What you are asked to do
Answer with nothing but the number of lines that include the word "watermark".

Input material
## start

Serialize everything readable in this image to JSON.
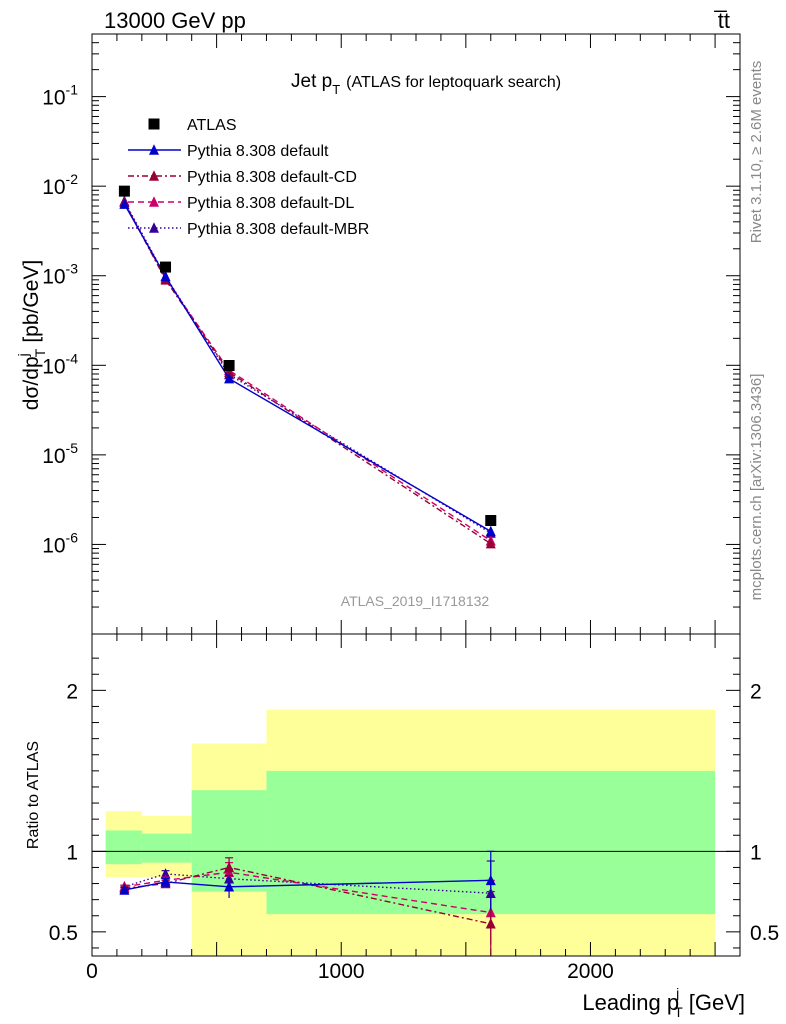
{
  "header": {
    "left": "13000 GeV pp",
    "right": "t̅t"
  },
  "side_labels": {
    "rivet": "Rivet 3.1.10, ≥ 2.6M events",
    "mcplots": "mcplots.cern.ch [arXiv:1306.3436]"
  },
  "chart_data": [
    {
      "panel": "main",
      "type": "scatter",
      "title": "Jet p_T (ATLAS for leptoquark search)",
      "title_main": "Jet p",
      "title_sub": "T",
      "title_extra": "(ATLAS for leptoquark search)",
      "watermark": "ATLAS_2019_I1718132",
      "ylabel": "dσ/dp_T^j [pb/GeV]",
      "ylabel_parts": {
        "pre": "dσ/dp",
        "sup": "j",
        "sub": "T",
        "post": "[pb/GeV]"
      },
      "yscale": "log",
      "xlim": [
        0,
        2600
      ],
      "ylim": [
        1e-07,
        0.5
      ],
      "y_ticks": [
        {
          "value": 0.1,
          "label": "10",
          "exp": "-1"
        },
        {
          "value": 0.01,
          "label": "10",
          "exp": "-2"
        },
        {
          "value": 0.001,
          "label": "10",
          "exp": "-3"
        },
        {
          "value": 0.0001,
          "label": "10",
          "exp": "-4"
        },
        {
          "value": 1e-05,
          "label": "10",
          "exp": "-5"
        },
        {
          "value": 1e-06,
          "label": "10",
          "exp": "-6"
        }
      ],
      "legend_position": "top-left",
      "series": [
        {
          "name": "ATLAS",
          "color": "#000000",
          "marker": "square",
          "dash": "none",
          "x": [
            130,
            295,
            550,
            1600
          ],
          "y": [
            0.0088,
            0.00125,
            9.95e-05,
            1.85e-06
          ]
        },
        {
          "name": "Pythia 8.308 default",
          "color": "#0000cc",
          "marker": "triangle",
          "dash": "solid",
          "x": [
            130,
            295,
            550,
            1600
          ],
          "y": [
            0.0063,
            0.00098,
            7.1e-05,
            1.4e-06
          ]
        },
        {
          "name": "Pythia 8.308 default-CD",
          "color": "#990033",
          "marker": "triangle",
          "dash": "6,3,2,3",
          "x": [
            130,
            295,
            550,
            1600
          ],
          "y": [
            0.0066,
            0.0009,
            8.4e-05,
            1.02e-06
          ]
        },
        {
          "name": "Pythia 8.308 default-DL",
          "color": "#cc0066",
          "marker": "triangle",
          "dash": "6,4",
          "x": [
            130,
            295,
            550,
            1600
          ],
          "y": [
            0.0066,
            0.00093,
            8.8e-05,
            1.1e-06
          ]
        },
        {
          "name": "Pythia 8.308 default-MBR",
          "color": "#330099",
          "marker": "triangle",
          "dash": "1.5,2.5",
          "x": [
            130,
            295,
            550,
            1600
          ],
          "y": [
            0.0068,
            0.00098,
            7.9e-05,
            1.34e-06
          ]
        }
      ]
    },
    {
      "panel": "ratio",
      "type": "line",
      "ylabel": "Ratio to ATLAS",
      "xlabel": "Leading p_T^j [GeV]",
      "xlabel_parts": {
        "pre": "Leading p",
        "sup": "j",
        "sub": "T",
        "post": "[GeV]"
      },
      "xlim": [
        0,
        2600
      ],
      "ylim": [
        0.35,
        2.35
      ],
      "x_ticks": [
        {
          "value": 0,
          "label": "0"
        },
        {
          "value": 1000,
          "label": "1000"
        },
        {
          "value": 2000,
          "label": "2000"
        }
      ],
      "y_ticks": [
        {
          "value": 0.5,
          "label": "0.5"
        },
        {
          "value": 1,
          "label": "1"
        },
        {
          "value": 2,
          "label": "2"
        }
      ],
      "bands": [
        {
          "x0": 55,
          "x1": 200,
          "yellow": [
            0.84,
            1.25
          ],
          "green": [
            0.92,
            1.13
          ]
        },
        {
          "x0": 200,
          "x1": 400,
          "yellow": [
            0.84,
            1.22
          ],
          "green": [
            0.93,
            1.11
          ]
        },
        {
          "x0": 400,
          "x1": 700,
          "yellow": [
            0.35,
            1.67
          ],
          "green": [
            0.75,
            1.38
          ]
        },
        {
          "x0": 700,
          "x1": 2500,
          "yellow": [
            0.35,
            1.88
          ],
          "green": [
            0.61,
            1.5
          ]
        }
      ],
      "series": [
        {
          "name": "Pythia 8.308 default",
          "color": "#0000cc",
          "dash": "solid",
          "x": [
            130,
            295,
            550,
            1600
          ],
          "y": [
            0.76,
            0.81,
            0.78,
            0.82
          ],
          "err": [
            0.015,
            0.02,
            0.07,
            0.18
          ]
        },
        {
          "name": "Pythia 8.308 default-CD",
          "color": "#990033",
          "dash": "6,3,2,3",
          "x": [
            130,
            295,
            550,
            1600
          ],
          "y": [
            0.77,
            0.8,
            0.9,
            0.55
          ],
          "err": [
            0.01,
            0.02,
            0.06,
            0.2
          ]
        },
        {
          "name": "Pythia 8.308 default-DL",
          "color": "#cc0066",
          "dash": "6,4",
          "x": [
            130,
            295,
            550,
            1600
          ],
          "y": [
            0.78,
            0.82,
            0.87,
            0.62
          ],
          "err": [
            0.01,
            0.02,
            0.06,
            0.2
          ]
        },
        {
          "name": "Pythia 8.308 default-MBR",
          "color": "#330099",
          "dash": "1.5,2.5",
          "x": [
            130,
            295,
            550,
            1600
          ],
          "y": [
            0.78,
            0.86,
            0.83,
            0.74
          ],
          "err": [
            0.01,
            0.02,
            0.06,
            0.2
          ]
        }
      ]
    }
  ]
}
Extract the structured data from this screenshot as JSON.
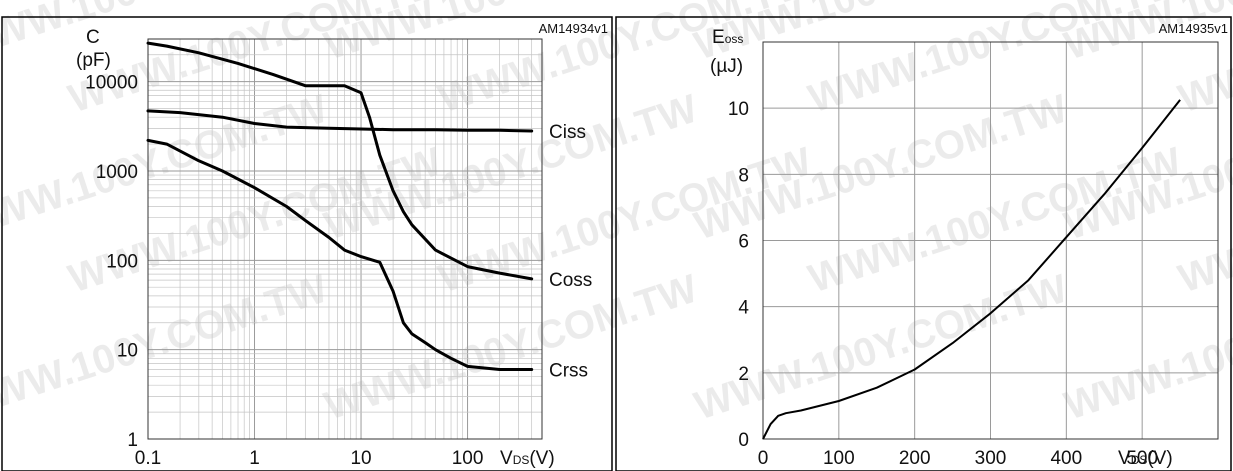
{
  "page": {
    "header_fragment": ""
  },
  "watermark": {
    "text": "WWW.100Y.COM.TW"
  },
  "chart_data": [
    {
      "type": "line",
      "ref": "AM14934v1",
      "ylabel": "C",
      "yunit": "(pF)",
      "xlabel_main": "V",
      "xlabel_sub": "DS",
      "xlabel_unit": "(V)",
      "xscale": "log",
      "yscale": "log",
      "xlim": [
        0.1,
        500
      ],
      "ylim": [
        1,
        30000
      ],
      "xticks": [
        {
          "v": 0.1,
          "label": "0.1"
        },
        {
          "v": 1,
          "label": "1"
        },
        {
          "v": 10,
          "label": "10"
        },
        {
          "v": 100,
          "label": "100"
        }
      ],
      "yticks": [
        {
          "v": 1,
          "label": "1"
        },
        {
          "v": 10,
          "label": "10"
        },
        {
          "v": 100,
          "label": "100"
        },
        {
          "v": 1000,
          "label": "1000"
        },
        {
          "v": 10000,
          "label": "10000"
        }
      ],
      "grid": true,
      "series": [
        {
          "name": "Ciss",
          "x": [
            0.1,
            0.2,
            0.5,
            1,
            2,
            5,
            10,
            20,
            50,
            100,
            200,
            400
          ],
          "y": [
            4700,
            4500,
            4000,
            3400,
            3100,
            3000,
            2950,
            2900,
            2900,
            2850,
            2850,
            2800
          ]
        },
        {
          "name": "Coss",
          "x": [
            0.1,
            0.15,
            0.3,
            0.7,
            1.5,
            3,
            7,
            10,
            12,
            15,
            20,
            25,
            30,
            50,
            100,
            200,
            400
          ],
          "y": [
            27000,
            25000,
            21000,
            16000,
            12000,
            9000,
            9000,
            7500,
            4000,
            1500,
            600,
            350,
            250,
            130,
            85,
            72,
            62
          ]
        },
        {
          "name": "Crss",
          "x": [
            0.1,
            0.15,
            0.3,
            0.5,
            1,
            2,
            3,
            5,
            7,
            10,
            15,
            20,
            25,
            30,
            40,
            50,
            70,
            100,
            200,
            400
          ],
          "y": [
            2200,
            2000,
            1300,
            1000,
            650,
            400,
            280,
            180,
            130,
            110,
            95,
            45,
            20,
            15,
            12,
            10,
            8,
            6.5,
            6,
            6
          ]
        }
      ]
    },
    {
      "type": "line",
      "ref": "AM14935v1",
      "ylabel_main": "E",
      "ylabel_sub": "oss",
      "yunit": "(µJ)",
      "xlabel_main": "V",
      "xlabel_sub": "DS",
      "xlabel_unit": "(V)",
      "xlim": [
        0,
        600
      ],
      "ylim": [
        0,
        12
      ],
      "xticks": [
        0,
        100,
        200,
        300,
        400,
        500
      ],
      "yticks": [
        0,
        2,
        4,
        6,
        8,
        10
      ],
      "grid": true,
      "series": [
        {
          "name": "",
          "x": [
            0,
            10,
            20,
            30,
            50,
            100,
            150,
            200,
            250,
            300,
            350,
            400,
            450,
            500,
            550
          ],
          "y": [
            0,
            0.45,
            0.7,
            0.78,
            0.86,
            1.15,
            1.55,
            2.1,
            2.9,
            3.8,
            4.8,
            6.1,
            7.4,
            8.8,
            10.25
          ]
        }
      ]
    }
  ]
}
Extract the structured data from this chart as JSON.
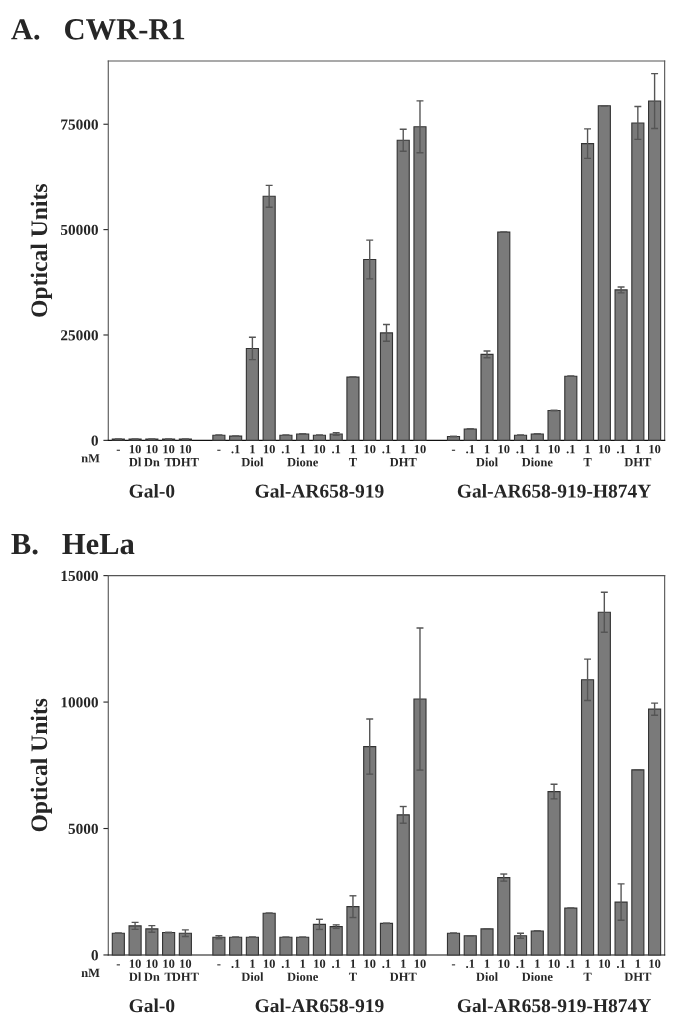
{
  "chart_data": [
    {
      "type": "bar",
      "title": "A.   CWR-R1",
      "ylabel": "Optical Units",
      "color": "#7a7a7a",
      "categories": [
        "-",
        "10\nDl",
        "10\nDn",
        "10\nT",
        "10\nDHT",
        null,
        "-",
        ".1",
        "1\nDiol",
        "10",
        ".1",
        "1\nDione",
        "10",
        ".1",
        "1\nT",
        "10",
        ".1",
        "1\nDHT",
        "10",
        null,
        "-",
        ".1",
        "1\nDiol",
        "10",
        ".1",
        "1\nDione",
        "10",
        ".1",
        "1\nT",
        "10",
        ".1",
        "1\nDHT",
        "10"
      ],
      "values": [
        300,
        300,
        300,
        300,
        300,
        null,
        1200,
        1000,
        21800,
        57900,
        1200,
        1500,
        1200,
        1500,
        15000,
        42900,
        25500,
        71200,
        74400,
        null,
        900,
        2700,
        20400,
        49400,
        1200,
        1500,
        7100,
        15200,
        70400,
        79400,
        35700,
        75300,
        80500
      ],
      "errors": [
        null,
        null,
        null,
        null,
        null,
        null,
        null,
        null,
        2650,
        2600,
        null,
        null,
        null,
        300,
        null,
        4600,
        2000,
        2600,
        6150,
        null,
        null,
        null,
        800,
        null,
        null,
        null,
        null,
        null,
        3500,
        null,
        700,
        3900,
        6500
      ],
      "ylim": [
        0,
        90000
      ],
      "yticks": [
        0,
        25000,
        50000,
        75000
      ],
      "annotations": [
        "nM",
        "Gal-0",
        "Gal-AR658-919",
        "Gal-AR658-919-H874Y"
      ]
    },
    {
      "type": "bar",
      "title": "B.   HeLa",
      "ylabel": "Optical Units",
      "color": "#7a7a7a",
      "categories": [
        "-",
        "10\nDl",
        "10\nDn",
        "10\nT",
        "10\nDHT",
        null,
        "-",
        ".1",
        "1\nDiol",
        "10",
        ".1",
        "1\nDione",
        "10",
        ".1",
        "1\nT",
        "10",
        ".1",
        "1\nDHT",
        "10",
        null,
        "-",
        ".1",
        "1\nDiol",
        "10",
        ".1",
        "1\nDione",
        "10",
        ".1",
        "1\nT",
        "10",
        ".1",
        "1\nDHT",
        "10"
      ],
      "values": [
        860,
        1150,
        1030,
        890,
        860,
        null,
        700,
        700,
        700,
        1650,
        700,
        700,
        1210,
        1120,
        1910,
        8240,
        1250,
        5540,
        10120,
        null,
        860,
        760,
        1030,
        3060,
        760,
        950,
        6460,
        1850,
        10880,
        13550,
        2090,
        7320,
        9720
      ],
      "errors": [
        null,
        140,
        130,
        null,
        130,
        null,
        60,
        null,
        null,
        null,
        null,
        null,
        200,
        70,
        430,
        1090,
        null,
        330,
        2810,
        null,
        null,
        null,
        null,
        140,
        100,
        null,
        290,
        null,
        820,
        790,
        720,
        null,
        240
      ],
      "ylim": [
        0,
        15000
      ],
      "yticks": [
        0,
        5000,
        10000,
        15000
      ],
      "annotations": [
        "nM",
        "Gal-0",
        "Gal-AR658-919",
        "Gal-AR658-919-H874Y"
      ]
    }
  ]
}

## end

The completed task
2